WORK TO BE COMPLETED:
Pictures in the listing should not be copied. Reproduce, word for word, each line from the one holding "Enumerate this screenshot's" through the final line.

GIVEN DATA:
════════════════

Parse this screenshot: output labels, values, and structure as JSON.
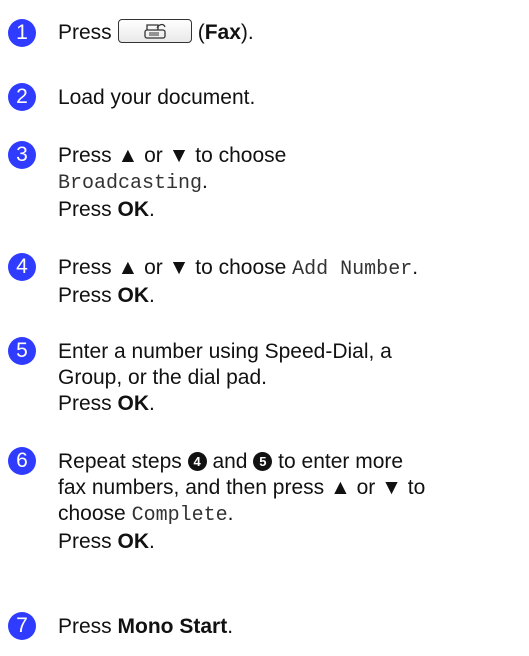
{
  "steps": [
    {
      "number": "1",
      "text_before": "Press",
      "key_open": "(",
      "key": "Fax",
      "key_close": ")."
    },
    {
      "number": "2",
      "text": "Load your document."
    },
    {
      "number": "3",
      "line1": "Press ▲ or ▼ to choose",
      "mono": "Broadcasting",
      "period": ".",
      "press": "Press",
      "ok": "OK",
      "end": "."
    },
    {
      "number": "4",
      "line1": "Press ▲ or ▼ to choose",
      "mono": "Add Number",
      "period": ".",
      "press": "Press",
      "ok": "OK",
      "end": "."
    },
    {
      "number": "5",
      "line1": "Enter a number using Speed-Dial, a",
      "line2": "Group, or the dial pad.",
      "press": "Press",
      "ok": "OK",
      "end": "."
    },
    {
      "number": "6",
      "p1": "Repeat steps",
      "ref1": "4",
      "p2": "and",
      "ref2": "5",
      "p3": "to enter more",
      "line2": "fax numbers, and then press ▲ or ▼ to",
      "choose": "choose",
      "mono": "Complete",
      "period": ".",
      "press": "Press",
      "ok": "OK",
      "end": "."
    },
    {
      "number": "7",
      "press": "Press",
      "key": "Mono Start",
      "end": "."
    }
  ],
  "icons": {
    "fax_button": "fax-machine-icon"
  },
  "colors": {
    "step_badge": "#2f3cff"
  }
}
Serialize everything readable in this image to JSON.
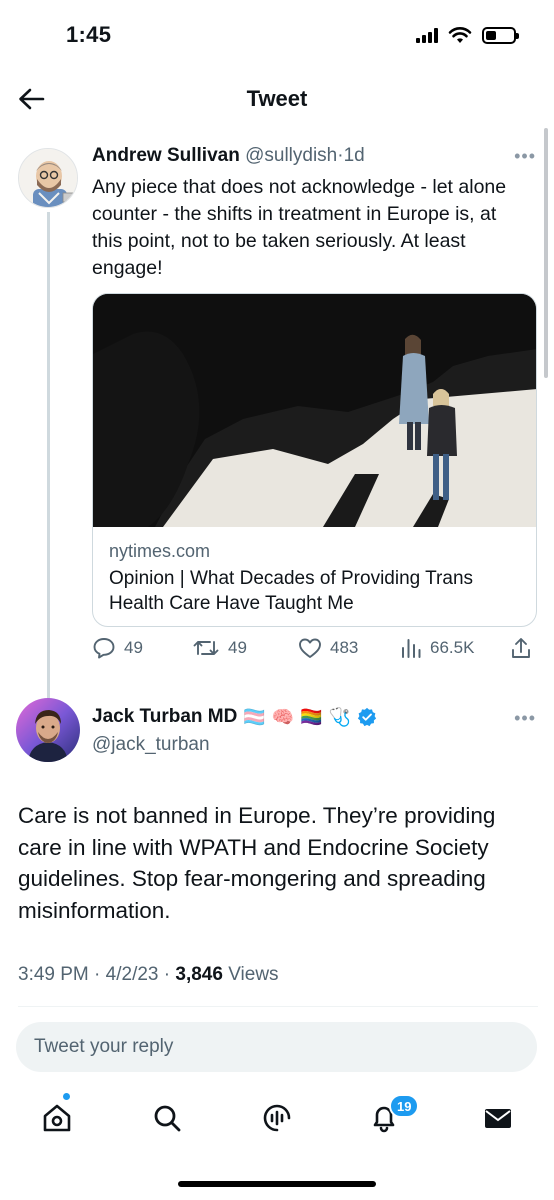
{
  "status_bar": {
    "time": "1:45",
    "icons": [
      "signal-icon",
      "wifi-icon",
      "battery-icon"
    ],
    "battery_level": 0.4
  },
  "header": {
    "title": "Tweet",
    "back_icon": "arrow-left-icon"
  },
  "parent_tweet": {
    "author_name": "Andrew Sullivan",
    "handle": "@sullydish",
    "separator": "·",
    "time": "1d",
    "text": "Any piece that does not acknowledge - let alone counter - the shifts in treatment in Europe is, at this point, not to be taken seriously. At least engage!",
    "link_card": {
      "domain": "nytimes.com",
      "title": "Opinion | What Decades of Providing Trans Health Care Have Taught Me"
    },
    "actions": {
      "replies": "49",
      "retweets": "49",
      "likes": "483",
      "views": "66.5K"
    }
  },
  "focal_tweet": {
    "author_name": "Jack Turban MD",
    "name_emojis": [
      "🏳️‍⚧️",
      "🧠",
      "🏳️‍🌈",
      "🩺"
    ],
    "handle": "@jack_turban",
    "text": "Care is not banned in Europe. They’re providing care in line with WPATH and Endocrine Society guidelines. Stop fear-mongering and spreading misinformation.",
    "time": "3:49 PM",
    "date": "4/2/23",
    "separator": "·",
    "views_count": "3,846",
    "views_label": "Views"
  },
  "reply_bar": {
    "placeholder": "Tweet your reply"
  },
  "tab_bar": {
    "notification_count": "19",
    "tabs": [
      "home-icon",
      "search-icon",
      "spaces-icon",
      "notifications-icon",
      "messages-icon"
    ]
  },
  "colors": {
    "accent": "#1d9bf0",
    "text": "#0f1419",
    "secondary": "#536471",
    "border": "#cfd9de"
  }
}
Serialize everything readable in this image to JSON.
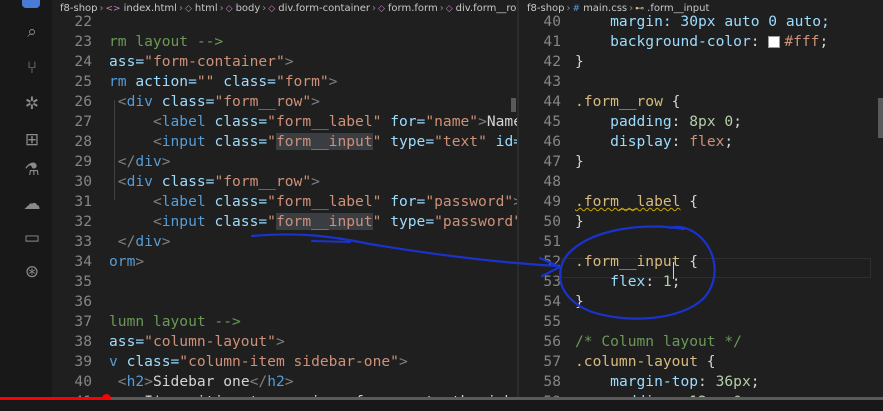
{
  "activity_bar": {
    "icons": [
      "files-icon",
      "search-icon",
      "source-control-icon",
      "debug-icon",
      "extensions-icon",
      "testing-icon",
      "docker-icon",
      "remote-explorer-icon",
      "git-graph-icon"
    ]
  },
  "left_editor": {
    "breadcrumb": [
      {
        "icon": "folder",
        "label": "f8-shop"
      },
      {
        "icon": "html",
        "label": "index.html"
      },
      {
        "icon": "element",
        "label": "html"
      },
      {
        "icon": "element",
        "label": "body"
      },
      {
        "icon": "element",
        "label": "div.form-container"
      },
      {
        "icon": "element",
        "label": "form.form"
      },
      {
        "icon": "element",
        "label": "div.form__row"
      },
      {
        "icon": "element",
        "label": ""
      }
    ],
    "lines": [
      {
        "num": "22",
        "tokens": []
      },
      {
        "num": "23",
        "tokens": [
          {
            "t": "rm layout -->",
            "c": "c-cm"
          }
        ]
      },
      {
        "num": "24",
        "tokens": [
          {
            "t": "ass=",
            "c": "c-attr"
          },
          {
            "t": "\"form-container\"",
            "c": "c-str"
          },
          {
            "t": ">",
            "c": "c-punc"
          }
        ]
      },
      {
        "num": "25",
        "tokens": [
          {
            "t": "rm ",
            "c": "c-tag"
          },
          {
            "t": "action=",
            "c": "c-attr"
          },
          {
            "t": "\"\" ",
            "c": "c-str"
          },
          {
            "t": "class=",
            "c": "c-attr"
          },
          {
            "t": "\"form\"",
            "c": "c-str"
          },
          {
            "t": ">",
            "c": "c-punc"
          }
        ]
      },
      {
        "num": "26",
        "tokens": [
          {
            "t": " ",
            "c": "c-plain"
          },
          {
            "t": "<",
            "c": "c-punc"
          },
          {
            "t": "div ",
            "c": "c-tag"
          },
          {
            "t": "class=",
            "c": "c-attr"
          },
          {
            "t": "\"form__row\"",
            "c": "c-str"
          },
          {
            "t": ">",
            "c": "c-punc"
          }
        ]
      },
      {
        "num": "27",
        "tokens": [
          {
            "t": "     ",
            "c": "c-plain"
          },
          {
            "t": "<",
            "c": "c-punc"
          },
          {
            "t": "label ",
            "c": "c-tag"
          },
          {
            "t": "class=",
            "c": "c-attr"
          },
          {
            "t": "\"form__label\" ",
            "c": "c-str"
          },
          {
            "t": "for=",
            "c": "c-attr"
          },
          {
            "t": "\"name\"",
            "c": "c-str"
          },
          {
            "t": ">",
            "c": "c-punc"
          },
          {
            "t": "Name:",
            "c": "c-plain"
          },
          {
            "t": "</l",
            "c": "c-punc"
          }
        ]
      },
      {
        "num": "28",
        "tokens": [
          {
            "t": "     ",
            "c": "c-plain"
          },
          {
            "t": "<",
            "c": "c-punc"
          },
          {
            "t": "input ",
            "c": "c-tag"
          },
          {
            "t": "class=",
            "c": "c-attr"
          },
          {
            "t": "\"",
            "c": "c-str"
          },
          {
            "t": "form__input",
            "c": "c-str hl"
          },
          {
            "t": "\" ",
            "c": "c-str"
          },
          {
            "t": "type=",
            "c": "c-attr"
          },
          {
            "t": "\"text\" ",
            "c": "c-str"
          },
          {
            "t": "id=",
            "c": "c-attr"
          },
          {
            "t": "\"nam",
            "c": "c-str"
          }
        ]
      },
      {
        "num": "29",
        "tokens": [
          {
            "t": " ",
            "c": "c-plain"
          },
          {
            "t": "</",
            "c": "c-punc"
          },
          {
            "t": "div",
            "c": "c-tag"
          },
          {
            "t": ">",
            "c": "c-punc"
          }
        ]
      },
      {
        "num": "30",
        "tokens": [
          {
            "t": " ",
            "c": "c-plain"
          },
          {
            "t": "<",
            "c": "c-punc"
          },
          {
            "t": "div ",
            "c": "c-tag"
          },
          {
            "t": "class=",
            "c": "c-attr"
          },
          {
            "t": "\"form__row\"",
            "c": "c-str"
          },
          {
            "t": ">",
            "c": "c-punc"
          }
        ]
      },
      {
        "num": "31",
        "tokens": [
          {
            "t": "     ",
            "c": "c-plain"
          },
          {
            "t": "<",
            "c": "c-punc"
          },
          {
            "t": "label ",
            "c": "c-tag"
          },
          {
            "t": "class=",
            "c": "c-attr"
          },
          {
            "t": "\"form__label\" ",
            "c": "c-str"
          },
          {
            "t": "for=",
            "c": "c-attr"
          },
          {
            "t": "\"password\"",
            "c": "c-str"
          },
          {
            "t": ">",
            "c": "c-punc"
          },
          {
            "t": "Pass",
            "c": "c-plain"
          }
        ]
      },
      {
        "num": "32",
        "tokens": [
          {
            "t": "     ",
            "c": "c-plain"
          },
          {
            "t": "<",
            "c": "c-punc"
          },
          {
            "t": "input ",
            "c": "c-tag"
          },
          {
            "t": "class=",
            "c": "c-attr"
          },
          {
            "t": "\"",
            "c": "c-str"
          },
          {
            "t": "form__input",
            "c": "c-str hl"
          },
          {
            "t": "\" ",
            "c": "c-str"
          },
          {
            "t": "type=",
            "c": "c-attr"
          },
          {
            "t": "\"password\" ",
            "c": "c-str"
          },
          {
            "t": "id=",
            "c": "c-attr"
          }
        ]
      },
      {
        "num": "33",
        "tokens": [
          {
            "t": " ",
            "c": "c-plain"
          },
          {
            "t": "</",
            "c": "c-punc"
          },
          {
            "t": "div",
            "c": "c-tag"
          },
          {
            "t": ">",
            "c": "c-punc"
          }
        ]
      },
      {
        "num": "34",
        "tokens": [
          {
            "t": "orm",
            "c": "c-tag"
          },
          {
            "t": ">",
            "c": "c-punc"
          }
        ]
      },
      {
        "num": "35",
        "tokens": []
      },
      {
        "num": "36",
        "tokens": []
      },
      {
        "num": "37",
        "tokens": [
          {
            "t": "lumn layout -->",
            "c": "c-cm"
          }
        ]
      },
      {
        "num": "38",
        "tokens": [
          {
            "t": "ass=",
            "c": "c-attr"
          },
          {
            "t": "\"column-layout\"",
            "c": "c-str"
          },
          {
            "t": ">",
            "c": "c-punc"
          }
        ]
      },
      {
        "num": "39",
        "tokens": [
          {
            "t": "v ",
            "c": "c-tag"
          },
          {
            "t": "class=",
            "c": "c-attr"
          },
          {
            "t": "\"column-item sidebar-one\"",
            "c": "c-str"
          },
          {
            "t": ">",
            "c": "c-punc"
          }
        ]
      },
      {
        "num": "40",
        "tokens": [
          {
            "t": " ",
            "c": "c-plain"
          },
          {
            "t": "<",
            "c": "c-punc"
          },
          {
            "t": "h2",
            "c": "c-tag"
          },
          {
            "t": ">",
            "c": "c-punc"
          },
          {
            "t": "Sidebar one",
            "c": "c-plain"
          },
          {
            "t": "</",
            "c": "c-punc"
          },
          {
            "t": "h2",
            "c": "c-tag"
          },
          {
            "t": ">",
            "c": "c-punc"
          }
        ]
      },
      {
        "num": "41",
        "tokens": [
          {
            "t": " ",
            "c": "c-plain"
          },
          {
            "t": "<",
            "c": "c-punc"
          },
          {
            "t": "p",
            "c": "c-tag"
          },
          {
            "t": ">",
            "c": "c-punc"
          },
          {
            "t": "I'm writing to you in reference to the job posi",
            "c": "c-plain"
          }
        ]
      }
    ]
  },
  "right_editor": {
    "breadcrumb": [
      {
        "icon": "folder",
        "label": "f8-shop"
      },
      {
        "icon": "css",
        "label": "main.css"
      },
      {
        "icon": "selector",
        "label": ".form__input"
      }
    ],
    "lines": [
      {
        "num": "40",
        "tokens": [
          {
            "t": "    margin: 30px auto 0 auto;",
            "c": "c-prop"
          }
        ]
      },
      {
        "num": "41",
        "tokens": [
          {
            "t": "    ",
            "c": "c-plain"
          },
          {
            "t": "background-color",
            "c": "c-prop"
          },
          {
            "t": ": ",
            "c": "c-plain"
          },
          {
            "t": "SWATCH",
            "c": "swatch"
          },
          {
            "t": "#fff",
            "c": "c-val"
          },
          {
            "t": ";",
            "c": "c-plain"
          }
        ]
      },
      {
        "num": "42",
        "tokens": [
          {
            "t": "}",
            "c": "c-brace"
          }
        ]
      },
      {
        "num": "43",
        "tokens": []
      },
      {
        "num": "44",
        "tokens": [
          {
            "t": ".form__row",
            "c": "c-sel"
          },
          {
            "t": " {",
            "c": "c-brace"
          }
        ]
      },
      {
        "num": "45",
        "tokens": [
          {
            "t": "    ",
            "c": "c-plain"
          },
          {
            "t": "padding",
            "c": "c-prop"
          },
          {
            "t": ": ",
            "c": "c-plain"
          },
          {
            "t": "8px 0",
            "c": "c-num"
          },
          {
            "t": ";",
            "c": "c-plain"
          }
        ]
      },
      {
        "num": "46",
        "tokens": [
          {
            "t": "    ",
            "c": "c-plain"
          },
          {
            "t": "display",
            "c": "c-prop"
          },
          {
            "t": ": ",
            "c": "c-plain"
          },
          {
            "t": "flex",
            "c": "c-val"
          },
          {
            "t": ";",
            "c": "c-plain"
          }
        ]
      },
      {
        "num": "47",
        "tokens": [
          {
            "t": "}",
            "c": "c-brace"
          }
        ]
      },
      {
        "num": "48",
        "tokens": []
      },
      {
        "num": "49",
        "tokens": [
          {
            "t": ".form__label",
            "c": "c-sel squiggle"
          },
          {
            "t": " {",
            "c": "c-brace"
          }
        ]
      },
      {
        "num": "50",
        "tokens": [
          {
            "t": "}",
            "c": "c-brace"
          }
        ]
      },
      {
        "num": "51",
        "tokens": []
      },
      {
        "num": "52",
        "tokens": [
          {
            "t": ".form__input",
            "c": "c-sel"
          },
          {
            "t": " {",
            "c": "c-brace"
          }
        ]
      },
      {
        "num": "53",
        "tokens": [
          {
            "t": "    ",
            "c": "c-plain"
          },
          {
            "t": "flex",
            "c": "c-prop"
          },
          {
            "t": ": ",
            "c": "c-plain"
          },
          {
            "t": "1",
            "c": "c-num"
          },
          {
            "t": ";",
            "c": "c-plain"
          }
        ]
      },
      {
        "num": "54",
        "tokens": [
          {
            "t": "}",
            "c": "c-brace"
          }
        ]
      },
      {
        "num": "55",
        "tokens": []
      },
      {
        "num": "56",
        "tokens": [
          {
            "t": "/* Column layout */",
            "c": "c-cm"
          }
        ]
      },
      {
        "num": "57",
        "tokens": [
          {
            "t": ".column-layout",
            "c": "c-sel"
          },
          {
            "t": " {",
            "c": "c-brace"
          }
        ]
      },
      {
        "num": "58",
        "tokens": [
          {
            "t": "    ",
            "c": "c-plain"
          },
          {
            "t": "margin-top",
            "c": "c-prop"
          },
          {
            "t": ": ",
            "c": "c-plain"
          },
          {
            "t": "36px",
            "c": "c-num"
          },
          {
            "t": ";",
            "c": "c-plain"
          }
        ]
      },
      {
        "num": "59",
        "tokens": [
          {
            "t": "    ",
            "c": "c-plain"
          },
          {
            "t": "padding",
            "c": "c-prop"
          },
          {
            "t": ": ",
            "c": "c-plain"
          },
          {
            "t": "12px 0",
            "c": "c-num"
          },
          {
            "t": ";",
            "c": "c-plain"
          }
        ]
      }
    ]
  },
  "video_progress": {
    "played_fraction": 0.12
  },
  "colors": {
    "annotation_ink": "#1a33cc",
    "progress": "#ff0000"
  }
}
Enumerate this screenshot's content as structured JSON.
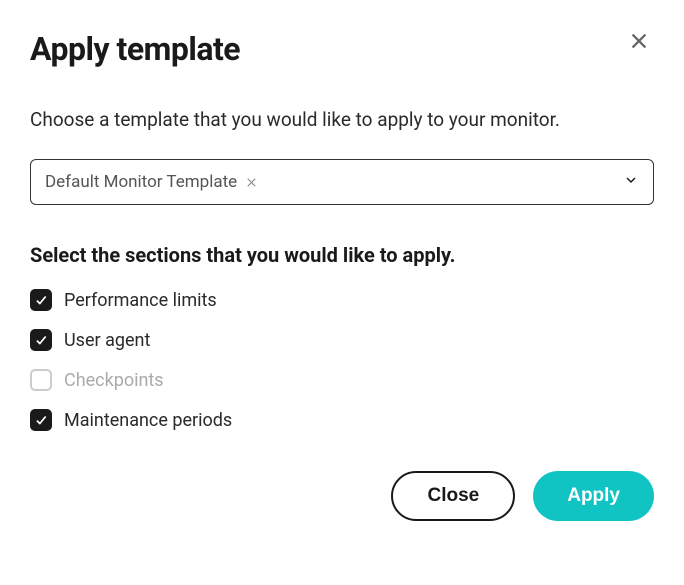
{
  "dialog": {
    "title": "Apply template",
    "description": "Choose a template that you would like to apply to your monitor."
  },
  "template_select": {
    "selected": "Default Monitor Template"
  },
  "sections": {
    "heading": "Select the sections that you would like to apply.",
    "items": [
      {
        "label": "Performance limits",
        "checked": true,
        "disabled": false
      },
      {
        "label": "User agent",
        "checked": true,
        "disabled": false
      },
      {
        "label": "Checkpoints",
        "checked": false,
        "disabled": true
      },
      {
        "label": "Maintenance periods",
        "checked": true,
        "disabled": false
      }
    ]
  },
  "buttons": {
    "close": "Close",
    "apply": "Apply"
  }
}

════════════════

FINISHED EXERCISE:
Enumerate this screenshot's content as structured JSON.
{
  "dialog": {
    "title": "Apply template",
    "description": "Choose a template that you would like to apply to your monitor."
  },
  "template_select": {
    "selected": "Default Monitor Template"
  },
  "sections": {
    "heading": "Select the sections that you would like to apply.",
    "items": [
      {
        "label": "Performance limits",
        "checked": true,
        "disabled": false
      },
      {
        "label": "User agent",
        "checked": true,
        "disabled": false
      },
      {
        "label": "Checkpoints",
        "checked": false,
        "disabled": true
      },
      {
        "label": "Maintenance periods",
        "checked": true,
        "disabled": false
      }
    ]
  },
  "buttons": {
    "close": "Close",
    "apply": "Apply"
  }
}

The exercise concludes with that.